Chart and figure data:
========================================

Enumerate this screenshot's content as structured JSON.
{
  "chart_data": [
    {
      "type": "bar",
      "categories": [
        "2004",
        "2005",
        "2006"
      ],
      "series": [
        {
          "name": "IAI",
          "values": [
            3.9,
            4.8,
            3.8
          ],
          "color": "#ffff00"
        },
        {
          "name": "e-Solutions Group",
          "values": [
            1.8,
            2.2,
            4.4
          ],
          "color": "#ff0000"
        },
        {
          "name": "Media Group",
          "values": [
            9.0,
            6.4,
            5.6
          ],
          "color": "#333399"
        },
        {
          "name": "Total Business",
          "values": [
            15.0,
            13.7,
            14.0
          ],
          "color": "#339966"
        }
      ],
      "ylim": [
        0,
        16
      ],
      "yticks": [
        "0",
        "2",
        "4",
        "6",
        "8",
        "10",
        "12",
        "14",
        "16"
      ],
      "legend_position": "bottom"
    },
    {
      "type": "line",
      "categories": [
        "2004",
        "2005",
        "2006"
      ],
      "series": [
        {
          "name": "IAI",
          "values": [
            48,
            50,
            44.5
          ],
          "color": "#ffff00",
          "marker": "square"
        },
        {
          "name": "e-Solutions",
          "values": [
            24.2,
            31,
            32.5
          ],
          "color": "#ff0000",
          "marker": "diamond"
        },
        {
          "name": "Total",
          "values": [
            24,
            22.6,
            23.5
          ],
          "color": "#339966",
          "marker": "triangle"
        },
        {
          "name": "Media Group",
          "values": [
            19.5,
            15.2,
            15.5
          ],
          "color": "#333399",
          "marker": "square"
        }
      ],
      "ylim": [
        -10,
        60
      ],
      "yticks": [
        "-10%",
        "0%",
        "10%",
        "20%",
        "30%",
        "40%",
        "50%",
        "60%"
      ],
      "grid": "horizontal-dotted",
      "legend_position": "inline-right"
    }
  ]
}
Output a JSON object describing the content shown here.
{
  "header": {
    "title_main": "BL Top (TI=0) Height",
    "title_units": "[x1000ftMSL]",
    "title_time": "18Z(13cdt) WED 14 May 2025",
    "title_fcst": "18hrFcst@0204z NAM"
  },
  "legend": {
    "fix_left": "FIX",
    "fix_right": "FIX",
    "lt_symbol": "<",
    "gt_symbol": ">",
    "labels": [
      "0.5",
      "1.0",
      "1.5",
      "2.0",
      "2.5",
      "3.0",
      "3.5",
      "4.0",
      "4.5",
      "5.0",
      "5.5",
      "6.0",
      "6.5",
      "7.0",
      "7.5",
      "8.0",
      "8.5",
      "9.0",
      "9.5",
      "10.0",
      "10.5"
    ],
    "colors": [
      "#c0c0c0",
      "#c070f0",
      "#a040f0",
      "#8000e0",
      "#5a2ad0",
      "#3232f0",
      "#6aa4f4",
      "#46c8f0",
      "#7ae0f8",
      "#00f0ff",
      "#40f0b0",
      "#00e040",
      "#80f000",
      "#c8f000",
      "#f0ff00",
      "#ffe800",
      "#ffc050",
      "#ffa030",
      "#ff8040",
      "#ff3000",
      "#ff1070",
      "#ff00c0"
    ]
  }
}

========================================

▶ [WHAT TO DO]:
Word for word, quote the lines from the line containing "Output a JSON" through the end of the material, both included, and nothing else.

▶ [TASK RESULT]:
Output a JSON object describing the content shown here.
{
  "header": {
    "title_main": "BL Top (TI=0) Height",
    "title_units": "[x1000ftMSL]",
    "title_time": "18Z(13cdt) WED 14 May 2025",
    "title_fcst": "18hrFcst@0204z NAM"
  },
  "legend": {
    "fix_left": "FIX",
    "fix_right": "FIX",
    "lt_symbol": "<",
    "gt_symbol": ">",
    "labels": [
      "0.5",
      "1.0",
      "1.5",
      "2.0",
      "2.5",
      "3.0",
      "3.5",
      "4.0",
      "4.5",
      "5.0",
      "5.5",
      "6.0",
      "6.5",
      "7.0",
      "7.5",
      "8.0",
      "8.5",
      "9.0",
      "9.5",
      "10.0",
      "10.5"
    ],
    "colors": [
      "#c0c0c0",
      "#c070f0",
      "#a040f0",
      "#8000e0",
      "#5a2ad0",
      "#3232f0",
      "#6aa4f4",
      "#46c8f0",
      "#7ae0f8",
      "#00f0ff",
      "#40f0b0",
      "#00e040",
      "#80f000",
      "#c8f000",
      "#f0ff00",
      "#ffe800",
      "#ffc050",
      "#ffa030",
      "#ff8040",
      "#ff3000",
      "#ff1070",
      "#ff00c0"
    ]
  }
}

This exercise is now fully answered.